Dataset items
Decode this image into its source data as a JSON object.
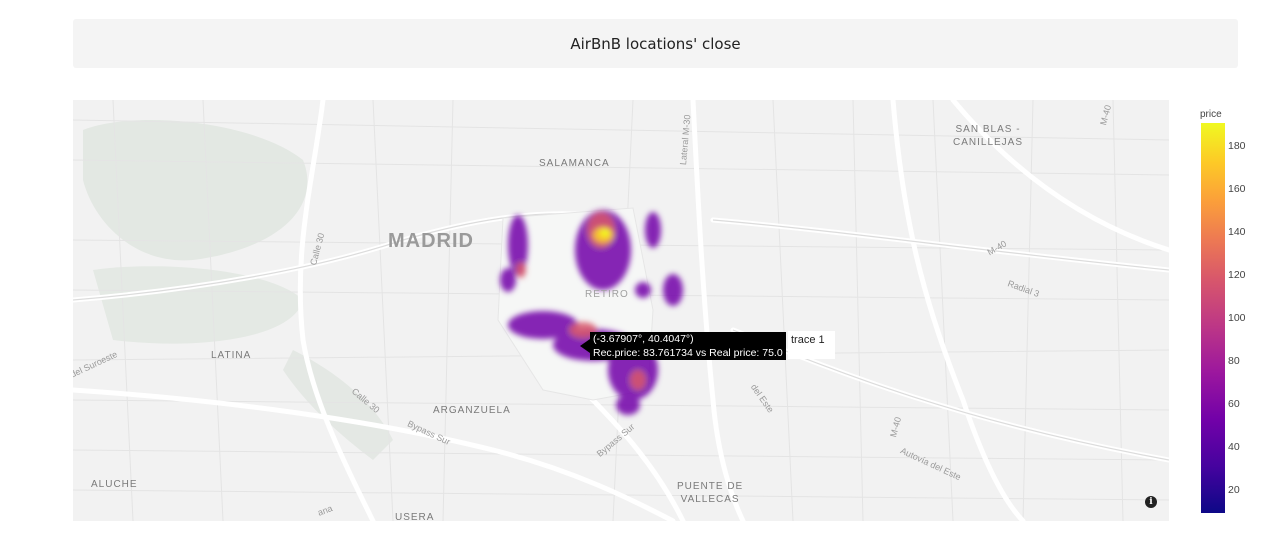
{
  "title": "AirBnB locations' close",
  "colorbar": {
    "title": "price",
    "ticks": [
      "180",
      "160",
      "140",
      "120",
      "100",
      "80",
      "60",
      "40",
      "20"
    ]
  },
  "places": {
    "madrid": "MADRID",
    "salamanca": "SALAMANCA",
    "san_blas": "SAN BLAS -\nCANILLEJAS",
    "retiro": "RETIRO",
    "latina": "LATINA",
    "arganzuela": "ARGANZUELA",
    "aluche": "ALUCHE",
    "puente_vallecas": "PUENTE DE\nVALLECAS",
    "usera": "USERA"
  },
  "roads": {
    "calle30_a": "Calle 30",
    "calle30_b": "Calle 30",
    "m40_a": "M-40",
    "m40_b": "M-40",
    "m40_c": "M-40",
    "radial3": "Radial 3",
    "suroeste": "del Suroeste",
    "bypass_sur_a": "Bypass Sur",
    "bypass_sur_b": "Bypass Sur",
    "autovia_este": "Autovía del Este",
    "del_este": "del Este",
    "lateral_m30": "Lateral M-30",
    "ana": "ana"
  },
  "tooltip": {
    "coords": "(-3.67907°, 40.4047°)",
    "text": "Rec.price: 83.761734 vs Real price: 75.0",
    "trace": "trace 1"
  },
  "colors": {
    "low": "#0d0887",
    "mid": "#bd3786",
    "high": "#f0f921"
  }
}
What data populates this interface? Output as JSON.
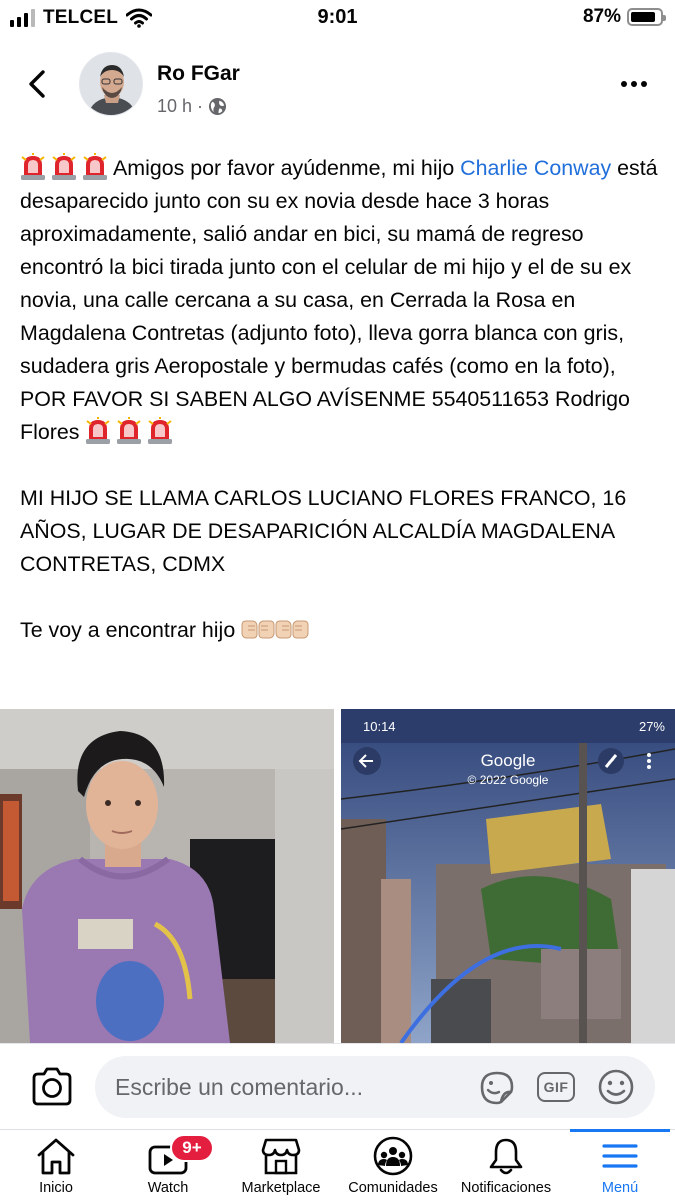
{
  "status_bar": {
    "carrier": "TELCEL",
    "time": "9:01",
    "battery_percent": "87%",
    "battery_level": 0.87
  },
  "post": {
    "author": "Ro FGar",
    "time": "10 h",
    "separator": "·",
    "privacy_icon": "globe-icon",
    "paragraphs": [
      {
        "before": "Amigos por favor ayúdenme, mi hijo ",
        "mention": "Charlie Conway",
        "after": "  está desaparecido junto con su ex novia desde hace 3 horas aproximadamente, salió andar en bici, su mamá de regreso encontró la bici tirada junto con el celular de mi hijo y el de su ex novia, una calle cercana a su casa, en Cerrada la Rosa en Magdalena Contretas (adjunto foto), lleva gorra blanca con gris, sudadera gris Aeropostale y bermudas cafés (como en la foto), POR FAVOR SI SABEN ALGO AVÍSENME 5540511653  Rodrigo Flores"
      },
      {
        "text": "MI HIJO SE LLAMA CARLOS LUCIANO FLORES FRANCO, 16 AÑOS, LUGAR DE DESAPARICIÓN ALCALDÍA MAGDALENA CONTRETAS, CDMX"
      },
      {
        "text": "Te voy a encontrar hijo"
      }
    ],
    "emoji": {
      "siren": "police-light-emoji",
      "fist": "fist-bump-emoji"
    }
  },
  "photos": {
    "streetview": {
      "status_time": "10:14",
      "status_battery": "27%",
      "title": "Google",
      "copyright": "© 2022 Google"
    }
  },
  "comment_bar": {
    "placeholder": "Escribe un comentario...",
    "gif_label": "GIF"
  },
  "bottom_nav": {
    "items": [
      {
        "label": "Inicio",
        "icon": "home-icon"
      },
      {
        "label": "Watch",
        "icon": "watch-video-icon",
        "badge": "9+"
      },
      {
        "label": "Marketplace",
        "icon": "marketplace-shop-icon"
      },
      {
        "label": "Comunidades",
        "icon": "groups-icon"
      },
      {
        "label": "Notificaciones",
        "icon": "bell-icon"
      },
      {
        "label": "Menú",
        "icon": "hamburger-menu-icon",
        "active": true
      }
    ]
  },
  "colors": {
    "link": "#216fdb",
    "accent": "#1877f2",
    "badge": "#e41e3f",
    "secondary_text": "#65676b"
  }
}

**JOB**
Go through the material line by line. Show each line that contains the string "JSON".

**SOLUTION FOR THIS EXERCISE**
Decode this image into its source data as a JSON object.
What data populates this interface? Output as JSON.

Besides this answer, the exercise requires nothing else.